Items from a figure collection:
* * * * * * * * *
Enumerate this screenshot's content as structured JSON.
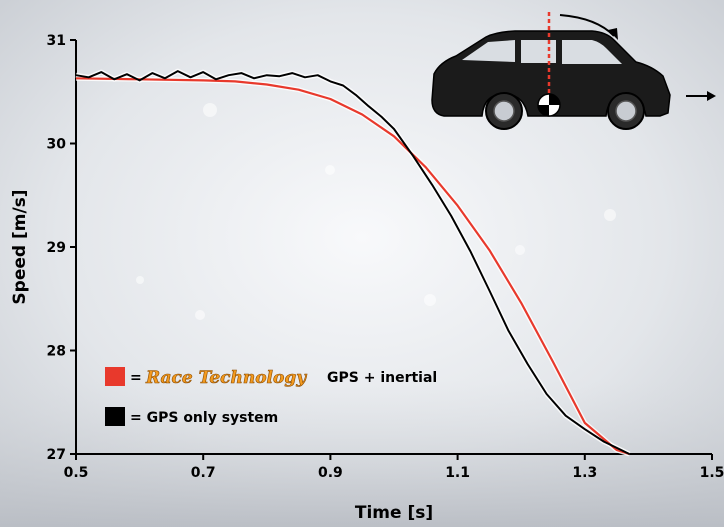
{
  "chart_data": {
    "type": "line",
    "xlabel": "Time [s]",
    "ylabel": "Speed [m/s]",
    "xlim": [
      0.5,
      1.5
    ],
    "ylim": [
      27,
      31
    ],
    "x_ticks": [
      "0.5",
      "0.7",
      "0.9",
      "1.1",
      "1.3",
      "1.5"
    ],
    "y_ticks": [
      "27",
      "28",
      "29",
      "30",
      "31"
    ],
    "grid": false,
    "legend_position": "bottom-left",
    "series": [
      {
        "name": "Race Technology GPS + inertial",
        "color": "#e8392c",
        "x": [
          0.5,
          0.6,
          0.7,
          0.75,
          0.8,
          0.85,
          0.9,
          0.95,
          1.0,
          1.05,
          1.1,
          1.15,
          1.2,
          1.25,
          1.3,
          1.35,
          1.37
        ],
        "y": [
          30.63,
          30.62,
          30.61,
          30.6,
          30.57,
          30.52,
          30.43,
          30.28,
          30.07,
          29.77,
          29.4,
          28.97,
          28.46,
          27.89,
          27.3,
          27.04,
          27.0
        ]
      },
      {
        "name": "GPS only system",
        "color": "#000000",
        "x": [
          0.5,
          0.52,
          0.54,
          0.56,
          0.58,
          0.6,
          0.62,
          0.64,
          0.66,
          0.68,
          0.7,
          0.72,
          0.74,
          0.76,
          0.78,
          0.8,
          0.82,
          0.84,
          0.86,
          0.88,
          0.9,
          0.92,
          0.94,
          0.96,
          0.98,
          1.0,
          1.03,
          1.06,
          1.09,
          1.12,
          1.15,
          1.18,
          1.21,
          1.24,
          1.27,
          1.3,
          1.33,
          1.36,
          1.37
        ],
        "y": [
          30.66,
          30.64,
          30.69,
          30.62,
          30.67,
          30.61,
          30.68,
          30.63,
          30.7,
          30.64,
          30.69,
          30.62,
          30.66,
          30.68,
          30.63,
          30.66,
          30.65,
          30.68,
          30.64,
          30.66,
          30.6,
          30.56,
          30.47,
          30.36,
          30.26,
          30.14,
          29.88,
          29.6,
          29.3,
          28.96,
          28.58,
          28.19,
          27.87,
          27.58,
          27.37,
          27.24,
          27.12,
          27.03,
          27.0
        ]
      }
    ],
    "legend": {
      "brand": "Race Technology",
      "entry1_suffix": "GPS + inertial",
      "entry2": "= GPS only system",
      "equals": "="
    }
  }
}
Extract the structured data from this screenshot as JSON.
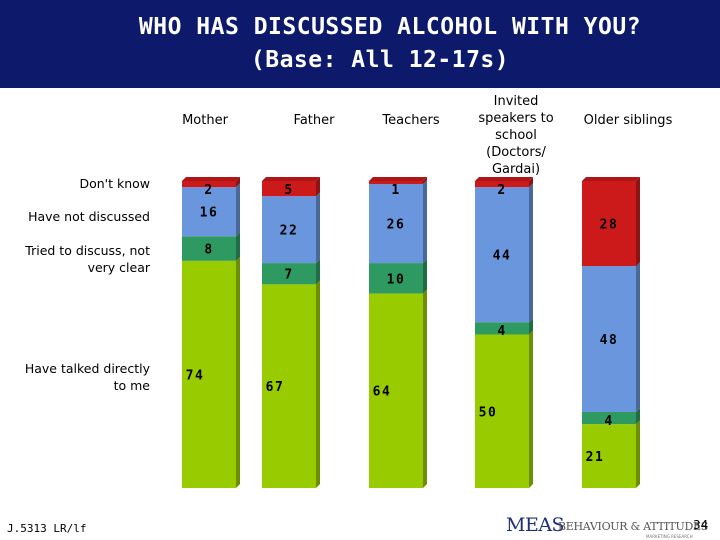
{
  "slide": {
    "title_line1": "WHO HAS DISCUSSED ALCOHOL WITH YOU?",
    "title_line2": "(Base: All 12-17s)",
    "footer_ref": "J.5313 LR/lf",
    "logo_primary": "MEAS",
    "logo_secondary": "BEHAVIOUR & ATTITUDES",
    "logo_secondary_sub": "MARKETING RESEARCH",
    "page_number": "34"
  },
  "colors": {
    "header_bg": "#0d1a6b",
    "dont_know": "#cc1a1a",
    "not_discussed": "#6a96de",
    "tried": "#2e9a62",
    "talked_directly": "#99cc00"
  },
  "row_labels": {
    "dont_know": "Don't know",
    "not_discussed": "Have not discussed",
    "tried": "Tried to discuss, not very clear",
    "talked": "Have talked directly to me"
  },
  "chart_data": {
    "type": "bar",
    "stacked": true,
    "orientation": "vertical",
    "categories": [
      "Mother",
      "Father",
      "Teachers",
      "Invited speakers to school (Doctors/ Gardai)",
      "Older siblings"
    ],
    "series": [
      {
        "name": "Have talked directly to me",
        "values": [
          74,
          67,
          64,
          50,
          21
        ]
      },
      {
        "name": "Tried to discuss, not very clear",
        "values": [
          8,
          7,
          10,
          4,
          4
        ]
      },
      {
        "name": "Have not discussed",
        "values": [
          16,
          22,
          26,
          44,
          48
        ]
      },
      {
        "name": "Don't know",
        "values": [
          2,
          5,
          1,
          2,
          28
        ]
      }
    ],
    "ylim": [
      0,
      100
    ],
    "grid": false,
    "legend": "left row labels"
  }
}
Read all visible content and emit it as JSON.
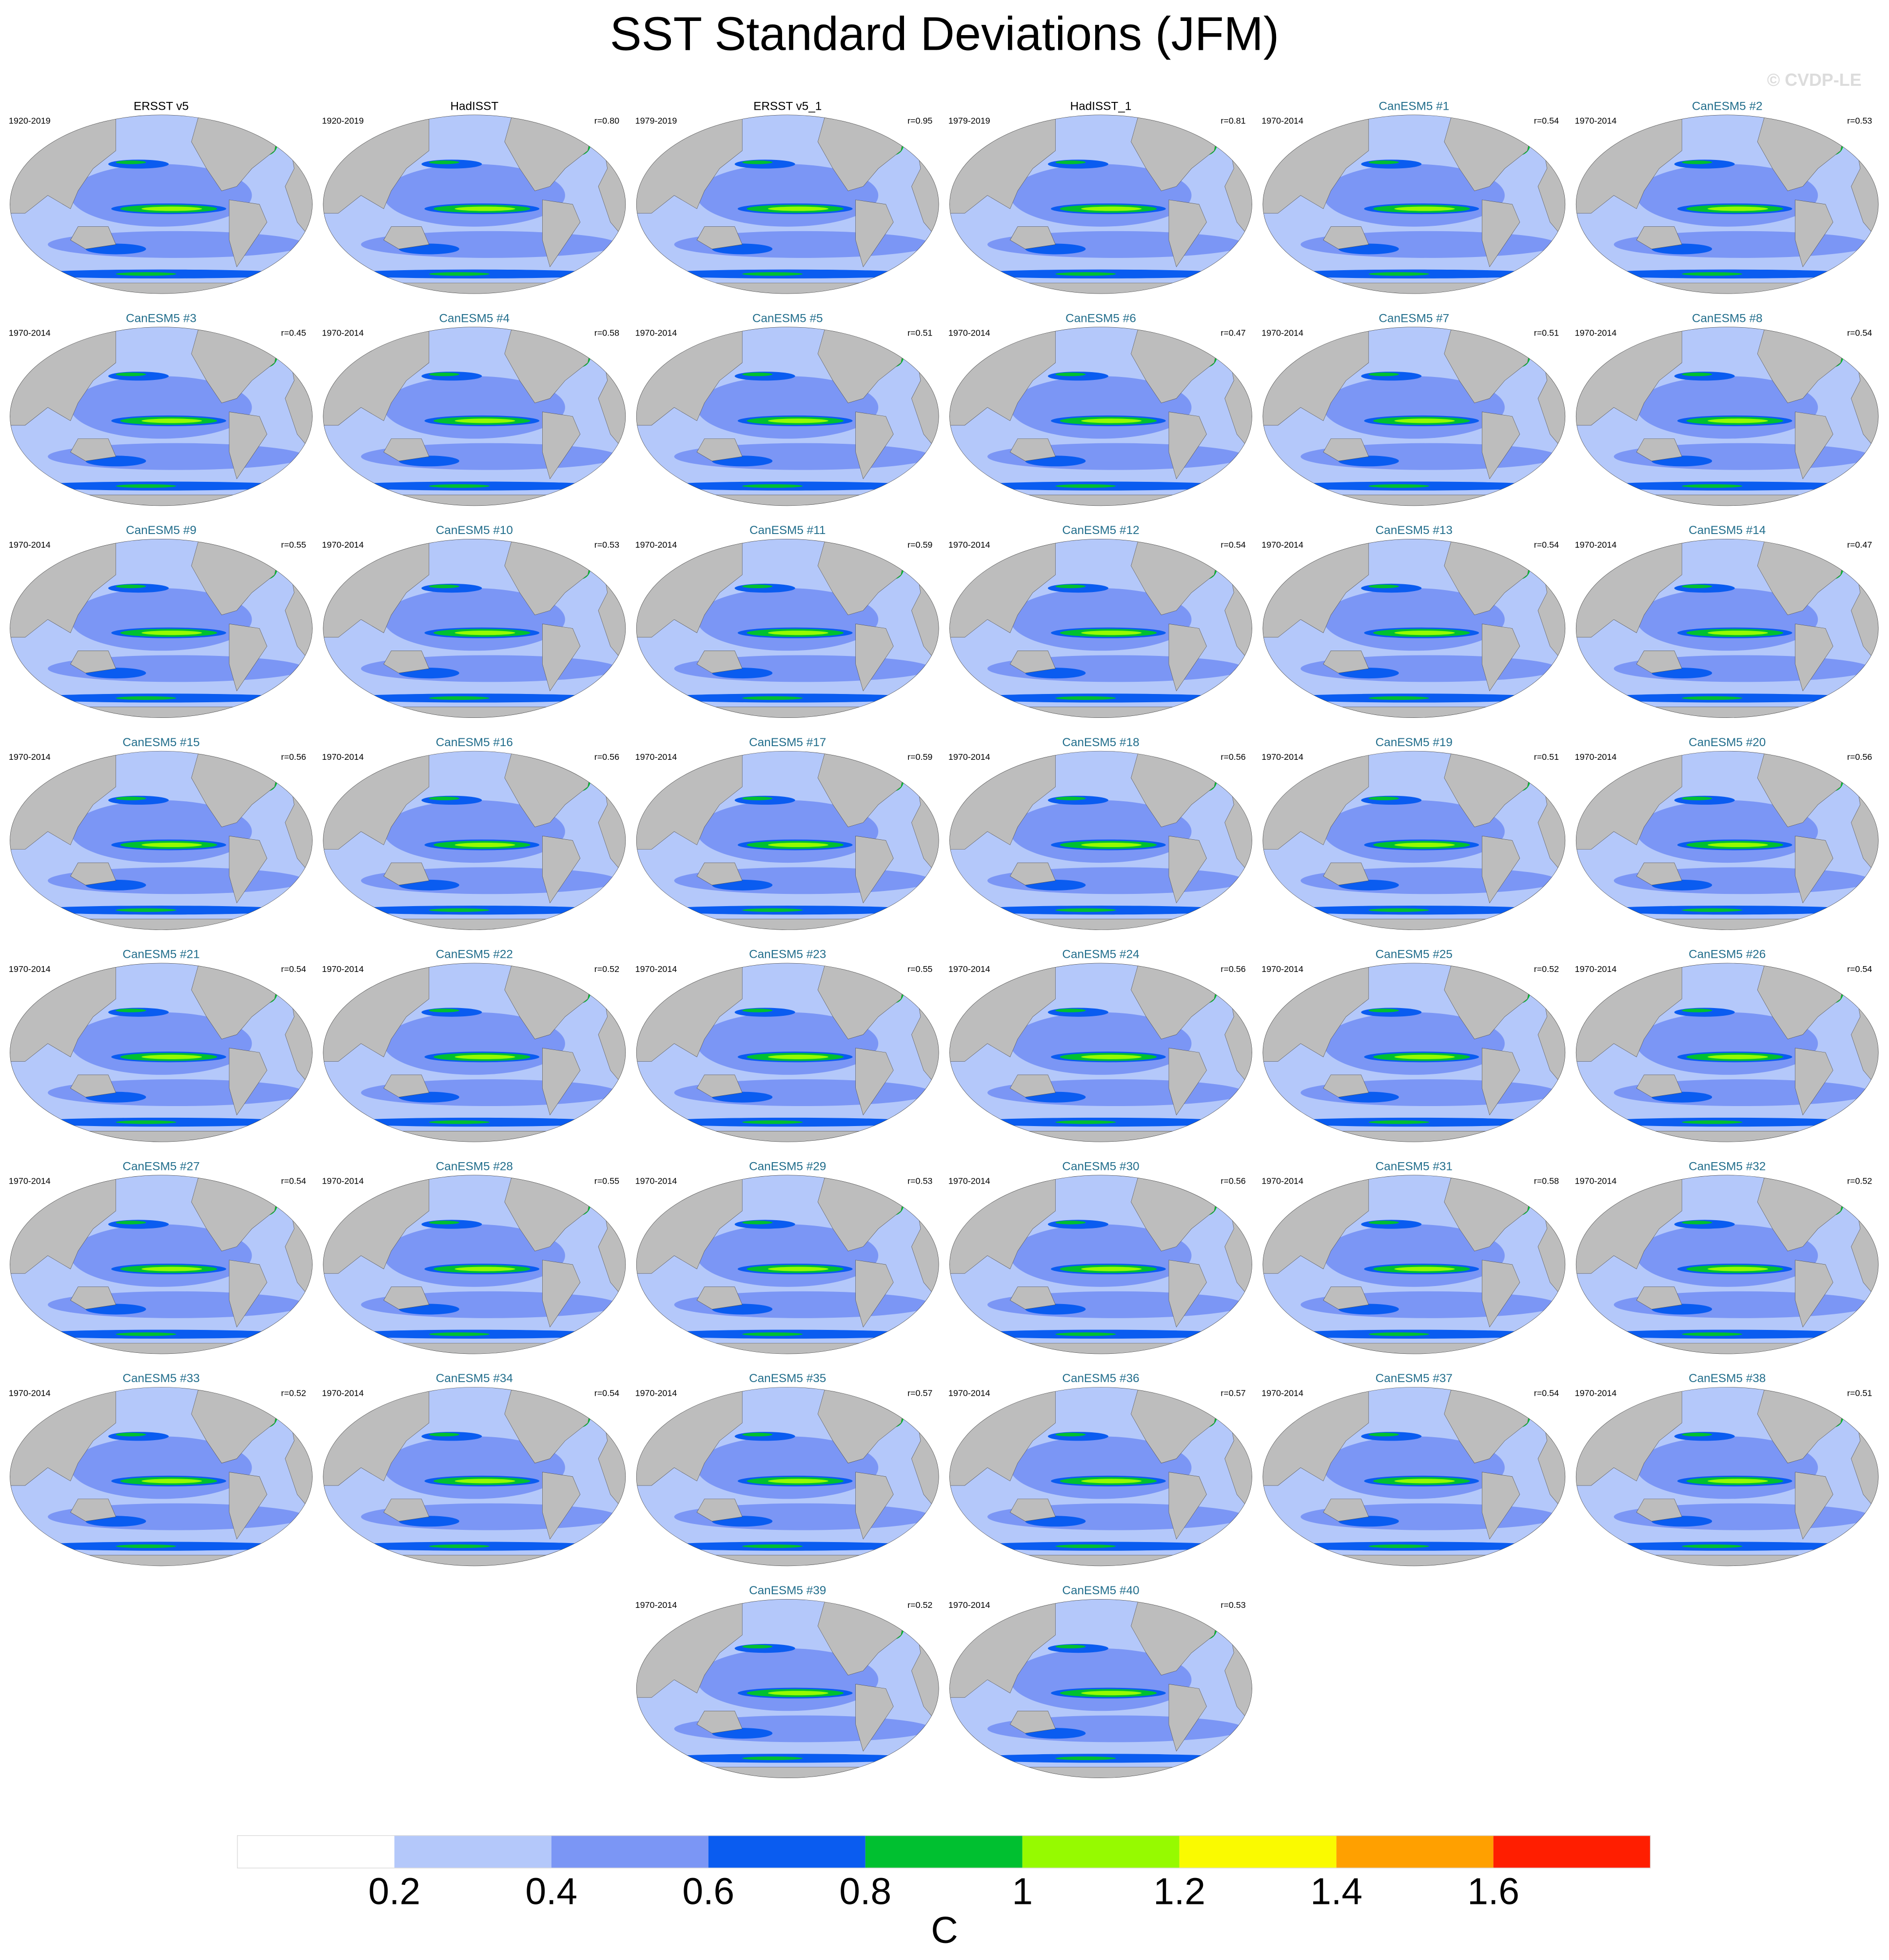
{
  "title": "SST Standard Deviations (JFM)",
  "watermark": "© CVDP-LE",
  "panels": [
    {
      "title": "ERSST v5",
      "title_color": "#000000",
      "period": "1920-2019"
    },
    {
      "title": "HadISST",
      "title_color": "#000000",
      "period": "1920-2019",
      "r": "r=0.80"
    },
    {
      "title": "ERSST v5_1",
      "title_color": "#000000",
      "period": "1979-2019",
      "r": "r=0.95"
    },
    {
      "title": "HadISST_1",
      "title_color": "#000000",
      "period": "1979-2019",
      "r": "r=0.81"
    },
    {
      "title": "CanESM5 #1",
      "title_color": "#226e8c",
      "period": "1970-2014",
      "r": "r=0.54"
    },
    {
      "title": "CanESM5 #2",
      "title_color": "#226e8c",
      "period": "1970-2014",
      "r": "r=0.53"
    },
    {
      "title": "CanESM5 #3",
      "title_color": "#226e8c",
      "period": "1970-2014",
      "r": "r=0.45"
    },
    {
      "title": "CanESM5 #4",
      "title_color": "#226e8c",
      "period": "1970-2014",
      "r": "r=0.58"
    },
    {
      "title": "CanESM5 #5",
      "title_color": "#226e8c",
      "period": "1970-2014",
      "r": "r=0.51"
    },
    {
      "title": "CanESM5 #6",
      "title_color": "#226e8c",
      "period": "1970-2014",
      "r": "r=0.47"
    },
    {
      "title": "CanESM5 #7",
      "title_color": "#226e8c",
      "period": "1970-2014",
      "r": "r=0.51"
    },
    {
      "title": "CanESM5 #8",
      "title_color": "#226e8c",
      "period": "1970-2014",
      "r": "r=0.54"
    },
    {
      "title": "CanESM5 #9",
      "title_color": "#226e8c",
      "period": "1970-2014",
      "r": "r=0.55"
    },
    {
      "title": "CanESM5 #10",
      "title_color": "#226e8c",
      "period": "1970-2014",
      "r": "r=0.53"
    },
    {
      "title": "CanESM5 #11",
      "title_color": "#226e8c",
      "period": "1970-2014",
      "r": "r=0.59"
    },
    {
      "title": "CanESM5 #12",
      "title_color": "#226e8c",
      "period": "1970-2014",
      "r": "r=0.54"
    },
    {
      "title": "CanESM5 #13",
      "title_color": "#226e8c",
      "period": "1970-2014",
      "r": "r=0.54"
    },
    {
      "title": "CanESM5 #14",
      "title_color": "#226e8c",
      "period": "1970-2014",
      "r": "r=0.47"
    },
    {
      "title": "CanESM5 #15",
      "title_color": "#226e8c",
      "period": "1970-2014",
      "r": "r=0.56"
    },
    {
      "title": "CanESM5 #16",
      "title_color": "#226e8c",
      "period": "1970-2014",
      "r": "r=0.56"
    },
    {
      "title": "CanESM5 #17",
      "title_color": "#226e8c",
      "period": "1970-2014",
      "r": "r=0.59"
    },
    {
      "title": "CanESM5 #18",
      "title_color": "#226e8c",
      "period": "1970-2014",
      "r": "r=0.56"
    },
    {
      "title": "CanESM5 #19",
      "title_color": "#226e8c",
      "period": "1970-2014",
      "r": "r=0.51"
    },
    {
      "title": "CanESM5 #20",
      "title_color": "#226e8c",
      "period": "1970-2014",
      "r": "r=0.56"
    },
    {
      "title": "CanESM5 #21",
      "title_color": "#226e8c",
      "period": "1970-2014",
      "r": "r=0.54"
    },
    {
      "title": "CanESM5 #22",
      "title_color": "#226e8c",
      "period": "1970-2014",
      "r": "r=0.52"
    },
    {
      "title": "CanESM5 #23",
      "title_color": "#226e8c",
      "period": "1970-2014",
      "r": "r=0.55"
    },
    {
      "title": "CanESM5 #24",
      "title_color": "#226e8c",
      "period": "1970-2014",
      "r": "r=0.56"
    },
    {
      "title": "CanESM5 #25",
      "title_color": "#226e8c",
      "period": "1970-2014",
      "r": "r=0.52"
    },
    {
      "title": "CanESM5 #26",
      "title_color": "#226e8c",
      "period": "1970-2014",
      "r": "r=0.54"
    },
    {
      "title": "CanESM5 #27",
      "title_color": "#226e8c",
      "period": "1970-2014",
      "r": "r=0.54"
    },
    {
      "title": "CanESM5 #28",
      "title_color": "#226e8c",
      "period": "1970-2014",
      "r": "r=0.55"
    },
    {
      "title": "CanESM5 #29",
      "title_color": "#226e8c",
      "period": "1970-2014",
      "r": "r=0.53"
    },
    {
      "title": "CanESM5 #30",
      "title_color": "#226e8c",
      "period": "1970-2014",
      "r": "r=0.56"
    },
    {
      "title": "CanESM5 #31",
      "title_color": "#226e8c",
      "period": "1970-2014",
      "r": "r=0.58"
    },
    {
      "title": "CanESM5 #32",
      "title_color": "#226e8c",
      "period": "1970-2014",
      "r": "r=0.52"
    },
    {
      "title": "CanESM5 #33",
      "title_color": "#226e8c",
      "period": "1970-2014",
      "r": "r=0.52"
    },
    {
      "title": "CanESM5 #34",
      "title_color": "#226e8c",
      "period": "1970-2014",
      "r": "r=0.54"
    },
    {
      "title": "CanESM5 #35",
      "title_color": "#226e8c",
      "period": "1970-2014",
      "r": "r=0.57"
    },
    {
      "title": "CanESM5 #36",
      "title_color": "#226e8c",
      "period": "1970-2014",
      "r": "r=0.57"
    },
    {
      "title": "CanESM5 #37",
      "title_color": "#226e8c",
      "period": "1970-2014",
      "r": "r=0.54"
    },
    {
      "title": "CanESM5 #38",
      "title_color": "#226e8c",
      "period": "1970-2014",
      "r": "r=0.51"
    },
    {
      "title": "CanESM5 #39",
      "title_color": "#226e8c",
      "period": "1970-2014",
      "r": "r=0.52"
    },
    {
      "title": "CanESM5 #40",
      "title_color": "#226e8c",
      "period": "1970-2014",
      "r": "r=0.53"
    }
  ],
  "colorbar": {
    "levels": [
      0.2,
      0.4,
      0.6,
      0.8,
      1,
      1.2,
      1.4,
      1.6
    ],
    "colors": [
      "#ffffff",
      "#b4c8fa",
      "#7b96f5",
      "#0a5cf0",
      "#00c030",
      "#96fa00",
      "#fafa00",
      "#ffa000",
      "#ff1e00"
    ],
    "label": "C"
  }
}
* * * * * * * * *
■ Exercise prompt
Copy every line of the records above that holds the word "structured".

■ Full response
Enumerate this screenshot's content as structured JSON.
Extract the structured data from this screenshot as JSON.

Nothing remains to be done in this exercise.